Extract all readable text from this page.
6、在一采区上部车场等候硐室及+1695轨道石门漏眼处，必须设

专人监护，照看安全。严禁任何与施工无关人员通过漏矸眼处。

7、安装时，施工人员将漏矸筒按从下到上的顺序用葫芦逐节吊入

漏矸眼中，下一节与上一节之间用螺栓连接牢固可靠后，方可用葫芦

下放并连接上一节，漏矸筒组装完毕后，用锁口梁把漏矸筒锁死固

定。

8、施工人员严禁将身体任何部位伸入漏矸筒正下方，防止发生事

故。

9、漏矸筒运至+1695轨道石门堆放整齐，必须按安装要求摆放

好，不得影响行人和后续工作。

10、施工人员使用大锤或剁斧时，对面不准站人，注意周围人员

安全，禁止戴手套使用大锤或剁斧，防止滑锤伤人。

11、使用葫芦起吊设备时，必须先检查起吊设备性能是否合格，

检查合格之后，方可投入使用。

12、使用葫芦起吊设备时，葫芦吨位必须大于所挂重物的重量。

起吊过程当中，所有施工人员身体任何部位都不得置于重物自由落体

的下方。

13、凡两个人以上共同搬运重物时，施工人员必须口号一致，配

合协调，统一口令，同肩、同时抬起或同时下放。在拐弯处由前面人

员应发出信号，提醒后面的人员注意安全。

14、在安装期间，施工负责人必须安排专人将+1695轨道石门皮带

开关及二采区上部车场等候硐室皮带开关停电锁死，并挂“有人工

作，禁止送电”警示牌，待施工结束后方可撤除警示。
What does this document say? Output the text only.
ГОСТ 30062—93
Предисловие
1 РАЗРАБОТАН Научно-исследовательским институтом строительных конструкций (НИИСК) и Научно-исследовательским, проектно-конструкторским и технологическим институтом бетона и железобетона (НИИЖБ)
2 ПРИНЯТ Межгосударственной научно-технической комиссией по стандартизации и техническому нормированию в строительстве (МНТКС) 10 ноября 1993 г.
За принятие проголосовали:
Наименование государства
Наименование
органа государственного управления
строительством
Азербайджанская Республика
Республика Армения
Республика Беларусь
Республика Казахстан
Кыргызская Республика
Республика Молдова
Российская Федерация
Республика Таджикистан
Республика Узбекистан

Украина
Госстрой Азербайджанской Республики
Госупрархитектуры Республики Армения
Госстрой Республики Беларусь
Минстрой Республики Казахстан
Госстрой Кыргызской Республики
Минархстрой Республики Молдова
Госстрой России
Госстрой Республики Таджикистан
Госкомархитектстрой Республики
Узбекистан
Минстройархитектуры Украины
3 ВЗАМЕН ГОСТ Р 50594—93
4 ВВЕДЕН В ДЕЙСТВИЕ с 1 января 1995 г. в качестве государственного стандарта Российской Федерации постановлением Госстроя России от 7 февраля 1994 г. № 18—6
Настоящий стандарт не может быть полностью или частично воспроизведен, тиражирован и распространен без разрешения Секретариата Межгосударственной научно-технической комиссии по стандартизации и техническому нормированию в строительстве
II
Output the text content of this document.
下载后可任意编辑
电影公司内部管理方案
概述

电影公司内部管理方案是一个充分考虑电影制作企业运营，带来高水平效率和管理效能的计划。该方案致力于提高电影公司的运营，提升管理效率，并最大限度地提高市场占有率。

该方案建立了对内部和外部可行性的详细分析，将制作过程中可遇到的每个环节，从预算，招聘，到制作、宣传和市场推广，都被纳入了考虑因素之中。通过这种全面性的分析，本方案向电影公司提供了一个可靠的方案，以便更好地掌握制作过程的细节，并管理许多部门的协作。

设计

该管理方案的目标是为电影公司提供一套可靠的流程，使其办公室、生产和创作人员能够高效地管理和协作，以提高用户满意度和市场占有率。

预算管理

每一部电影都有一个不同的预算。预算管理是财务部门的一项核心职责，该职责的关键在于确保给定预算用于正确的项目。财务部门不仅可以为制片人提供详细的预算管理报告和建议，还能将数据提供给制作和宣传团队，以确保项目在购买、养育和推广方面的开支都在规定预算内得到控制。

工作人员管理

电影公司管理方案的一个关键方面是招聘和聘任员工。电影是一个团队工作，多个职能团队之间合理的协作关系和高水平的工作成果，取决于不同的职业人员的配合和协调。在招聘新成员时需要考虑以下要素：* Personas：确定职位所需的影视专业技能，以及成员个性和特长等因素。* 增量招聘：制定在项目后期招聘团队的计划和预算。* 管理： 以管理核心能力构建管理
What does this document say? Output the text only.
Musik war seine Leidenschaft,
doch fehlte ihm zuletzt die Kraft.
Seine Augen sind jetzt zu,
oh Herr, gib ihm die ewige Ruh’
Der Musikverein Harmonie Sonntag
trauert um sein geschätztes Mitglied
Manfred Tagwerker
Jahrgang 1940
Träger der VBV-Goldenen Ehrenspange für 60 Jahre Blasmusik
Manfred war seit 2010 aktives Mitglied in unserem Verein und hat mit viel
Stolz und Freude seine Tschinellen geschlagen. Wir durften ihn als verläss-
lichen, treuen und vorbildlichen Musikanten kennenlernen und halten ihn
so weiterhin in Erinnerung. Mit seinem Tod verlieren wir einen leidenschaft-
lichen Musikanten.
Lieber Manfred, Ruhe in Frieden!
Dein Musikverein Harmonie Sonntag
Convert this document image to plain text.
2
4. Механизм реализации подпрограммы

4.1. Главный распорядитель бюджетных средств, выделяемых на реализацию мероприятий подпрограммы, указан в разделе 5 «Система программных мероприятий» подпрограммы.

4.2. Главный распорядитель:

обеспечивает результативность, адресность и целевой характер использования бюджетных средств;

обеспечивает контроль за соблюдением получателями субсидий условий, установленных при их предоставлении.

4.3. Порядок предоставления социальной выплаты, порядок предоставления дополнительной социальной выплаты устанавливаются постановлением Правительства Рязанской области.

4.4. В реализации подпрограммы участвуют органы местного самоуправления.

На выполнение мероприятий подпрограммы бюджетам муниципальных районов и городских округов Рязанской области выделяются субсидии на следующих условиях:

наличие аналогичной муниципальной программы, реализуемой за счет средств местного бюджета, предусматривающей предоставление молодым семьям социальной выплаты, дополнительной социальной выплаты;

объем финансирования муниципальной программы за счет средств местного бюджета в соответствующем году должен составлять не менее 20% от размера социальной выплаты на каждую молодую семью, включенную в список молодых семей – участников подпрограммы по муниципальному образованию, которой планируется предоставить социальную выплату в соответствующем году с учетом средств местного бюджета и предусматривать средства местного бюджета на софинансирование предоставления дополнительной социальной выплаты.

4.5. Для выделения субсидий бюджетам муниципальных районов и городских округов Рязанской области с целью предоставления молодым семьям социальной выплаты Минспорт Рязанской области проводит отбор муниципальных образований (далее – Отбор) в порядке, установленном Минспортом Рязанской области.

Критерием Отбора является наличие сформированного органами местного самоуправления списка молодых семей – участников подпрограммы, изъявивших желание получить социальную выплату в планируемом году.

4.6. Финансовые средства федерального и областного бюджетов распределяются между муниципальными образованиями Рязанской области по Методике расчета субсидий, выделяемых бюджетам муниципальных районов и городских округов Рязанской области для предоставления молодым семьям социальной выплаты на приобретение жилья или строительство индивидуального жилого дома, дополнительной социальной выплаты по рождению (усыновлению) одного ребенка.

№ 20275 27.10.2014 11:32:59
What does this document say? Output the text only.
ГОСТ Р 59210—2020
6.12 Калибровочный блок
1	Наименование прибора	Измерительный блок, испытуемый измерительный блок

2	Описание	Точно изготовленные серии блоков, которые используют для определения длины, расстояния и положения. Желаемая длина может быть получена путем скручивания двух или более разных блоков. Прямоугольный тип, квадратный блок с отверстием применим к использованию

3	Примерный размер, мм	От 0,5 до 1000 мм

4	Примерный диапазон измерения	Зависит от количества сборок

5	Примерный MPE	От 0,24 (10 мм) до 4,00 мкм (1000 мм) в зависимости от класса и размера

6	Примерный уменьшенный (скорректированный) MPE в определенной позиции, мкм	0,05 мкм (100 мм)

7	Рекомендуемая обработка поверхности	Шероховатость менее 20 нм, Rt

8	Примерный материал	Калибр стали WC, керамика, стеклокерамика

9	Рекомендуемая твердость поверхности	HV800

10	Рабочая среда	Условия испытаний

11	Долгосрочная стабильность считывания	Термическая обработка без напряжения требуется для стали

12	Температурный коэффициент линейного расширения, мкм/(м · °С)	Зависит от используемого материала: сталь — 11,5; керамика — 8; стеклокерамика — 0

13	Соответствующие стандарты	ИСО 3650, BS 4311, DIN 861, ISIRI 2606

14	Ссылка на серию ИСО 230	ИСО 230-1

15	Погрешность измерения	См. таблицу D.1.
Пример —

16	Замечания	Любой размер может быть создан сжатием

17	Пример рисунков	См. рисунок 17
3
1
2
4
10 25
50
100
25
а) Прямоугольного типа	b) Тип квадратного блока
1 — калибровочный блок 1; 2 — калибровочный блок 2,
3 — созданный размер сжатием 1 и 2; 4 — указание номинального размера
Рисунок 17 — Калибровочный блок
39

::::

■ Requirement:
Show the lines that mention the word "Республики".

■ Solution to the exercise:
Госстрой Азербайджанской Республики
Госупрархитектуры Республики Армения
Госстрой Республики Беларусь
Минстрой Республики Казахстан
Госстрой Кыргызской Республики
Минархстрой Республики Молдова
Госстрой Республики Таджикистан
Госкомархитектстрой Республики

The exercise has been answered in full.